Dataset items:
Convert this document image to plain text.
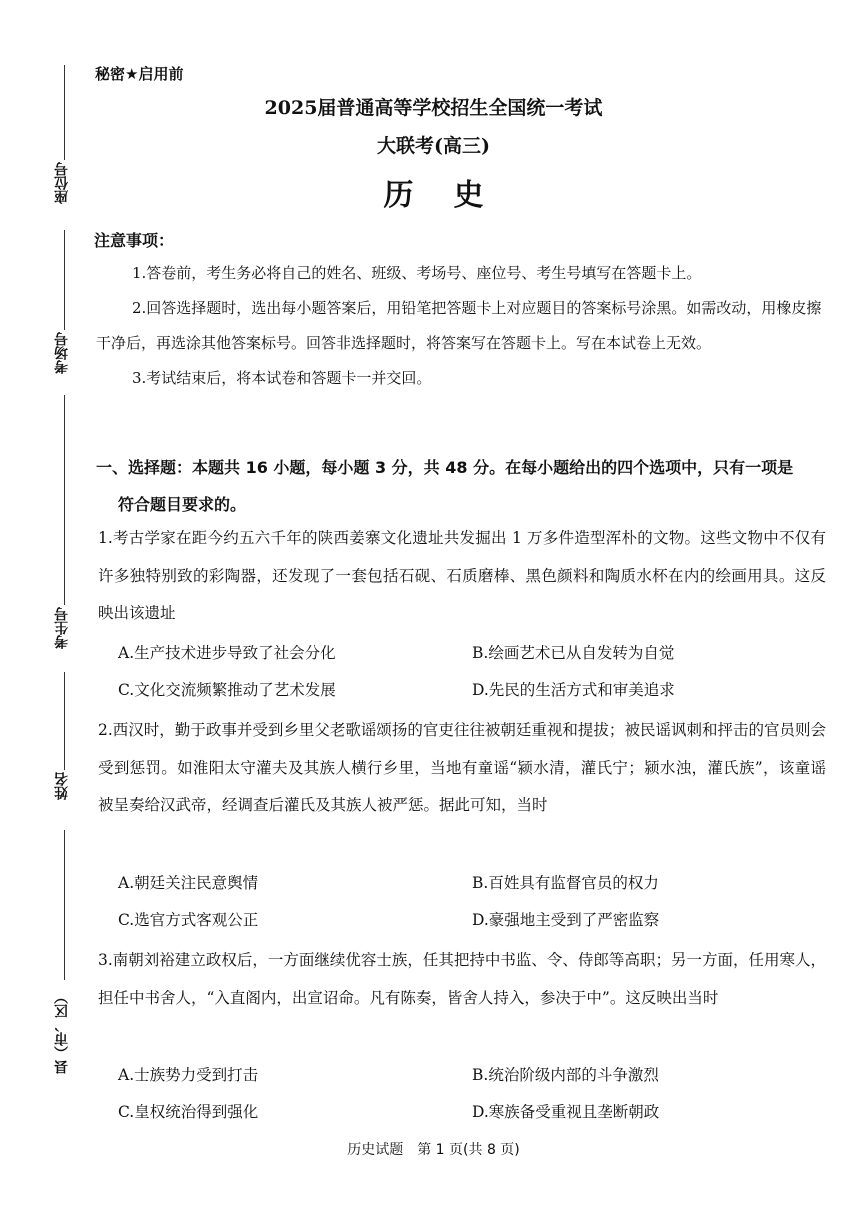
座位号
考场号
考生号
姓名
县（市、区）
秘密★启用前
2025届普通高等学校招生全国统一考试
大联考(高三)
历史
注意事项：

1.答卷前，考生务必将自己的姓名、班级、考场号、座位号、考生号填写在答题卡上。

2.回答选择题时，选出每小题答案后，用铅笔把答题卡上对应题目的答案标号涂黑。如需改动，用橡皮擦干净后，再选涂其他答案标号。回答非选择题时，将答案写在答题卡上。写在本试卷上无效。

3.考试结束后，将本试卷和答题卡一并交回。

一、选择题：本题共 16 小题，每小题 3 分，共 48 分。在每小题给出的四个选项中，只有一项是
符合题目要求的。

1.考古学家在距今约五六千年的陕西姜寨文化遗址共发掘出 1 万多件造型浑朴的文物。这些文物中不仅有许多独特别致的彩陶器，还发现了一套包括石砚、石质磨棒、黑色颜料和陶质水杯在内的绘画用具。这反映出该遗址

A.生产技术进步导致了社会分化	B.绘画艺术已从自发转为自觉
C.文化交流频繁推动了艺术发展	D.先民的生活方式和审美追求

2.西汉时，勤于政事并受到乡里父老歌谣颂扬的官吏往往被朝廷重视和提拔；被民谣讽刺和抨击的官员则会受到惩罚。如淮阳太守灌夫及其族人横行乡里，当地有童谣“颍水清，灌氏宁；颍水浊，灌氏族”，该童谣被呈奏给汉武帝，经调查后灌氏及其族人被严惩。据此可知，当时

A.朝廷关注民意舆情	B.百姓具有监督官员的权力
C.选官方式客观公正	D.豪强地主受到了严密监察

3.南朝刘裕建立政权后，一方面继续优容士族，任其把持中书监、令、侍郎等高职；另一方面，任用寒人，担任中书舍人，“入直阁内，出宣诏命。凡有陈奏，皆舍人持入，参决于中”。这反映出当时

A.士族势力受到打击	B.统治阶级内部的斗争激烈
C.皇权统治得到强化	D.寒族备受重视且垄断朝政
历史试题　第 1 页(共 8 页)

Required work: Make an exact reproduction of the listing above, without any pictures.

Response to the exercise:
Convert this document image to plain text.
座位号
考场号
考生号
姓名
县（市、区）
秘密★启用前
2025届普通高等学校招生全国统一考试
大联考(高三)
历史
注意事项：

1.答卷前，考生务必将自己的姓名、班级、考场号、座位号、考生号填写在答题卡上。

2.回答选择题时，选出每小题答案后，用铅笔把答题卡上对应题目的答案标号涂黑。如需改动，用橡皮擦干净后，再选涂其他答案标号。回答非选择题时，将答案写在答题卡上。写在本试卷上无效。

3.考试结束后，将本试卷和答题卡一并交回。

一、选择题：本题共 16 小题，每小题 3 分，共 48 分。在每小题给出的四个选项中，只有一项是
符合题目要求的。

1.考古学家在距今约五六千年的陕西姜寨文化遗址共发掘出 1 万多件造型浑朴的文物。这些文物中不仅有许多独特别致的彩陶器，还发现了一套包括石砚、石质磨棒、黑色颜料和陶质水杯在内的绘画用具。这反映出该遗址

A.生产技术进步导致了社会分化	B.绘画艺术已从自发转为自觉
C.文化交流频繁推动了艺术发展	D.先民的生活方式和审美追求

2.西汉时，勤于政事并受到乡里父老歌谣颂扬的官吏往往被朝廷重视和提拔；被民谣讽刺和抨击的官员则会受到惩罚。如淮阳太守灌夫及其族人横行乡里，当地有童谣“颍水清，灌氏宁；颍水浊，灌氏族”，该童谣被呈奏给汉武帝，经调查后灌氏及其族人被严惩。据此可知，当时

A.朝廷关注民意舆情	B.百姓具有监督官员的权力
C.选官方式客观公正	D.豪强地主受到了严密监察

3.南朝刘裕建立政权后，一方面继续优容士族，任其把持中书监、令、侍郎等高职；另一方面，任用寒人，担任中书舍人，“入直阁内，出宣诏命。凡有陈奏，皆舍人持入，参决于中”。这反映出当时

A.士族势力受到打击	B.统治阶级内部的斗争激烈
C.皇权统治得到强化	D.寒族备受重视且垄断朝政
历史试题　第 1 页(共 8 页)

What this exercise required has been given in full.